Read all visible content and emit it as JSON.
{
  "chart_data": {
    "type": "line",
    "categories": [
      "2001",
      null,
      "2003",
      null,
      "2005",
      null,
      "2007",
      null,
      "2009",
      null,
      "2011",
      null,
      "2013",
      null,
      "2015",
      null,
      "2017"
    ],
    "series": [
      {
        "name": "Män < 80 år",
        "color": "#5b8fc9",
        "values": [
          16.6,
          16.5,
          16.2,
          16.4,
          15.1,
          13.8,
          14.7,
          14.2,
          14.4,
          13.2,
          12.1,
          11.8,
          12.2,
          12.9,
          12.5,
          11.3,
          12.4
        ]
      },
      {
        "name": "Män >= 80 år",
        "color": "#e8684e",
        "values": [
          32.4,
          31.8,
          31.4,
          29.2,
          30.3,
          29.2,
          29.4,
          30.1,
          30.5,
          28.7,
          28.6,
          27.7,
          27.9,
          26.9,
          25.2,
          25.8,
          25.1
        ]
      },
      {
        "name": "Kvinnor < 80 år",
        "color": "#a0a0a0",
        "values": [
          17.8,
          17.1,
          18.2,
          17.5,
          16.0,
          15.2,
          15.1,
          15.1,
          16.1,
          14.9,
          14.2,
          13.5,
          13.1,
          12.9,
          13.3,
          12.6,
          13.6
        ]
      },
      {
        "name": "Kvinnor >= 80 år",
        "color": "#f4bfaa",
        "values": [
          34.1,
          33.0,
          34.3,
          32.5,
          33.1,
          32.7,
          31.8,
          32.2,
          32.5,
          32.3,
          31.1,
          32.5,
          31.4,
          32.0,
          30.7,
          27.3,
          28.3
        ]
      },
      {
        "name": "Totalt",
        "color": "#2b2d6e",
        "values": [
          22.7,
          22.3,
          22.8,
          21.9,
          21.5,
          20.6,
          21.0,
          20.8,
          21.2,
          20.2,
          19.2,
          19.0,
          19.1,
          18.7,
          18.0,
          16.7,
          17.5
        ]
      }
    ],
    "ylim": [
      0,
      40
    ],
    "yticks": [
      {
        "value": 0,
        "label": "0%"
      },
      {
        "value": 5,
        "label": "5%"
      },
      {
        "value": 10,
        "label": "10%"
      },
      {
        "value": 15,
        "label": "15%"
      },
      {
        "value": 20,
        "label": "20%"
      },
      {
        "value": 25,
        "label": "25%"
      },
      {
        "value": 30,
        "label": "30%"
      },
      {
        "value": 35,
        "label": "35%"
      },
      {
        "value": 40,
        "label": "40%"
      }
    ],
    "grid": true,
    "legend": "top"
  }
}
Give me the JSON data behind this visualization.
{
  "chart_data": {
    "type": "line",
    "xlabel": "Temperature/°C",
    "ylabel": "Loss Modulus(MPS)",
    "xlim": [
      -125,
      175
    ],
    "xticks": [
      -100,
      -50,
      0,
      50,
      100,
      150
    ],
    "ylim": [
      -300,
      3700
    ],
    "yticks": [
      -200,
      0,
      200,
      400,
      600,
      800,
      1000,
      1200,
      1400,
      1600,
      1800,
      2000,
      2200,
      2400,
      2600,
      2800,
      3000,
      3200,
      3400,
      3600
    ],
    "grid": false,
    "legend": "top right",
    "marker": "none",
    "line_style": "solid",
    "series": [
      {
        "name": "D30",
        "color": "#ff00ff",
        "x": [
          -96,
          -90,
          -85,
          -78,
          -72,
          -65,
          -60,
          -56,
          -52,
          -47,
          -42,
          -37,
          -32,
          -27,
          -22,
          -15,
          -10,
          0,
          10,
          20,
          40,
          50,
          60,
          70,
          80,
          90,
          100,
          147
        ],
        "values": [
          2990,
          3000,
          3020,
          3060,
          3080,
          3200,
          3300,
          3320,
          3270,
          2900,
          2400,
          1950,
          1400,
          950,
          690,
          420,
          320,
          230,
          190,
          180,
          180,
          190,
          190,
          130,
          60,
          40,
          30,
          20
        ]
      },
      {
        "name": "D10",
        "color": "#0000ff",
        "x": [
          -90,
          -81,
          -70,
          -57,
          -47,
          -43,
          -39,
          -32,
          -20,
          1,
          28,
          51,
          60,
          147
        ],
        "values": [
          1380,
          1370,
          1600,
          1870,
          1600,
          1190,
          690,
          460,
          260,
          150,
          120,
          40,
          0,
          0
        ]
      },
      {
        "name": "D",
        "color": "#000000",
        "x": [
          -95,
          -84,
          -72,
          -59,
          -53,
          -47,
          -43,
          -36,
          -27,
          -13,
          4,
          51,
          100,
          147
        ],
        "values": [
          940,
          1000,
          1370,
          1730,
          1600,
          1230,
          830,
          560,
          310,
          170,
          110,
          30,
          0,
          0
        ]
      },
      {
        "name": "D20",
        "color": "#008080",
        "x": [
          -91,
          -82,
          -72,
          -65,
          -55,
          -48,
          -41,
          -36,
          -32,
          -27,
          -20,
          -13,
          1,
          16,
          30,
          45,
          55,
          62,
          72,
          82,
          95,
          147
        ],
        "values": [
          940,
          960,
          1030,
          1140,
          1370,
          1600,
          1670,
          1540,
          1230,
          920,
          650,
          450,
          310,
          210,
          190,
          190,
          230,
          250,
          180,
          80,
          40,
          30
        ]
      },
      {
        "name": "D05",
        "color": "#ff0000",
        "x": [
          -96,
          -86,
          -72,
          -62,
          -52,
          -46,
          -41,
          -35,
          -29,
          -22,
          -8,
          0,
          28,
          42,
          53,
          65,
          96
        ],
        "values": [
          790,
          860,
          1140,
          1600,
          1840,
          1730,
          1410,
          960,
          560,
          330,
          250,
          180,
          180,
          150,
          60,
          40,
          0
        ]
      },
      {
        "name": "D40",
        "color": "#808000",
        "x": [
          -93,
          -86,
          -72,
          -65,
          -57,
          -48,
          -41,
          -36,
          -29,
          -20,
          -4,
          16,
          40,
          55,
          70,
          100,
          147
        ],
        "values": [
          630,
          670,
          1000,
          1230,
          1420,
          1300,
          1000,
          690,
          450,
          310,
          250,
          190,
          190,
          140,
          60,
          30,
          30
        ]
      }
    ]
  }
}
■ ■ ■ ■
* **Short problem**
Copy the records above exactly.

* **Answer below**
Read all visible content and emit it as JSON.
{
  "chart_data": {
    "type": "line",
    "categories": [
      "2001",
      null,
      "2003",
      null,
      "2005",
      null,
      "2007",
      null,
      "2009",
      null,
      "2011",
      null,
      "2013",
      null,
      "2015",
      null,
      "2017"
    ],
    "series": [
      {
        "name": "Män < 80 år",
        "color": "#5b8fc9",
        "values": [
          16.6,
          16.5,
          16.2,
          16.4,
          15.1,
          13.8,
          14.7,
          14.2,
          14.4,
          13.2,
          12.1,
          11.8,
          12.2,
          12.9,
          12.5,
          11.3,
          12.4
        ]
      },
      {
        "name": "Män >= 80 år",
        "color": "#e8684e",
        "values": [
          32.4,
          31.8,
          31.4,
          29.2,
          30.3,
          29.2,
          29.4,
          30.1,
          30.5,
          28.7,
          28.6,
          27.7,
          27.9,
          26.9,
          25.2,
          25.8,
          25.1
        ]
      },
      {
        "name": "Kvinnor < 80 år",
        "color": "#a0a0a0",
        "values": [
          17.8,
          17.1,
          18.2,
          17.5,
          16.0,
          15.2,
          15.1,
          15.1,
          16.1,
          14.9,
          14.2,
          13.5,
          13.1,
          12.9,
          13.3,
          12.6,
          13.6
        ]
      },
      {
        "name": "Kvinnor >= 80 år",
        "color": "#f4bfaa",
        "values": [
          34.1,
          33.0,
          34.3,
          32.5,
          33.1,
          32.7,
          31.8,
          32.2,
          32.5,
          32.3,
          31.1,
          32.5,
          31.4,
          32.0,
          30.7,
          27.3,
          28.3
        ]
      },
      {
        "name": "Totalt",
        "color": "#2b2d6e",
        "values": [
          22.7,
          22.3,
          22.8,
          21.9,
          21.5,
          20.6,
          21.0,
          20.8,
          21.2,
          20.2,
          19.2,
          19.0,
          19.1,
          18.7,
          18.0,
          16.7,
          17.5
        ]
      }
    ],
    "ylim": [
      0,
      40
    ],
    "yticks": [
      {
        "value": 0,
        "label": "0%"
      },
      {
        "value": 5,
        "label": "5%"
      },
      {
        "value": 10,
        "label": "10%"
      },
      {
        "value": 15,
        "label": "15%"
      },
      {
        "value": 20,
        "label": "20%"
      },
      {
        "value": 25,
        "label": "25%"
      },
      {
        "value": 30,
        "label": "30%"
      },
      {
        "value": 35,
        "label": "35%"
      },
      {
        "value": 40,
        "label": "40%"
      }
    ],
    "grid": true,
    "legend": "top"
  }
}
Give me the JSON data behind this visualization.
{
  "chart_data": {
    "type": "line",
    "xlabel": "Temperature/°C",
    "ylabel": "Loss Modulus(MPS)",
    "xlim": [
      -125,
      175
    ],
    "xticks": [
      -100,
      -50,
      0,
      50,
      100,
      150
    ],
    "ylim": [
      -300,
      3700
    ],
    "yticks": [
      -200,
      0,
      200,
      400,
      600,
      800,
      1000,
      1200,
      1400,
      1600,
      1800,
      2000,
      2200,
      2400,
      2600,
      2800,
      3000,
      3200,
      3400,
      3600
    ],
    "grid": false,
    "legend": "top right",
    "marker": "none",
    "line_style": "solid",
    "series": [
      {
        "name": "D30",
        "color": "#ff00ff",
        "x": [
          -96,
          -90,
          -85,
          -78,
          -72,
          -65,
          -60,
          -56,
          -52,
          -47,
          -42,
          -37,
          -32,
          -27,
          -22,
          -15,
          -10,
          0,
          10,
          20,
          40,
          50,
          60,
          70,
          80,
          90,
          100,
          147
        ],
        "values": [
          2990,
          3000,
          3020,
          3060,
          3080,
          3200,
          3300,
          3320,
          3270,
          2900,
          2400,
          1950,
          1400,
          950,
          690,
          420,
          320,
          230,
          190,
          180,
          180,
          190,
          190,
          130,
          60,
          40,
          30,
          20
        ]
      },
      {
        "name": "D10",
        "color": "#0000ff",
        "x": [
          -90,
          -81,
          -70,
          -57,
          -47,
          -43,
          -39,
          -32,
          -20,
          1,
          28,
          51,
          60,
          147
        ],
        "values": [
          1380,
          1370,
          1600,
          1870,
          1600,
          1190,
          690,
          460,
          260,
          150,
          120,
          40,
          0,
          0
        ]
      },
      {
        "name": "D",
        "color": "#000000",
        "x": [
          -95,
          -84,
          -72,
          -59,
          -53,
          -47,
          -43,
          -36,
          -27,
          -13,
          4,
          51,
          100,
          147
        ],
        "values": [
          940,
          1000,
          1370,
          1730,
          1600,
          1230,
          830,
          560,
          310,
          170,
          110,
          30,
          0,
          0
        ]
      },
      {
        "name": "D20",
        "color": "#008080",
        "x": [
          -91,
          -82,
          -72,
          -65,
          -55,
          -48,
          -41,
          -36,
          -32,
          -27,
          -20,
          -13,
          1,
          16,
          30,
          45,
          55,
          62,
          72,
          82,
          95,
          147
        ],
        "values": [
          940,
          960,
          1030,
          1140,
          1370,
          1600,
          1670,
          1540,
          1230,
          920,
          650,
          450,
          310,
          210,
          190,
          190,
          230,
          250,
          180,
          80,
          40,
          30
        ]
      },
      {
        "name": "D05",
        "color": "#ff0000",
        "x": [
          -96,
          -86,
          -72,
          -62,
          -52,
          -46,
          -41,
          -35,
          -29,
          -22,
          -8,
          0,
          28,
          42,
          53,
          65,
          96
        ],
        "values": [
          790,
          860,
          1140,
          1600,
          1840,
          1730,
          1410,
          960,
          560,
          330,
          250,
          180,
          180,
          150,
          60,
          40,
          0
        ]
      },
      {
        "name": "D40",
        "color": "#808000",
        "x": [
          -93,
          -86,
          -72,
          -65,
          -57,
          -48,
          -41,
          -36,
          -29,
          -20,
          -4,
          16,
          40,
          55,
          70,
          100,
          147
        ],
        "values": [
          630,
          670,
          1000,
          1230,
          1420,
          1300,
          1000,
          690,
          450,
          310,
          250,
          190,
          190,
          140,
          60,
          30,
          30
        ]
      }
    ]
  }
}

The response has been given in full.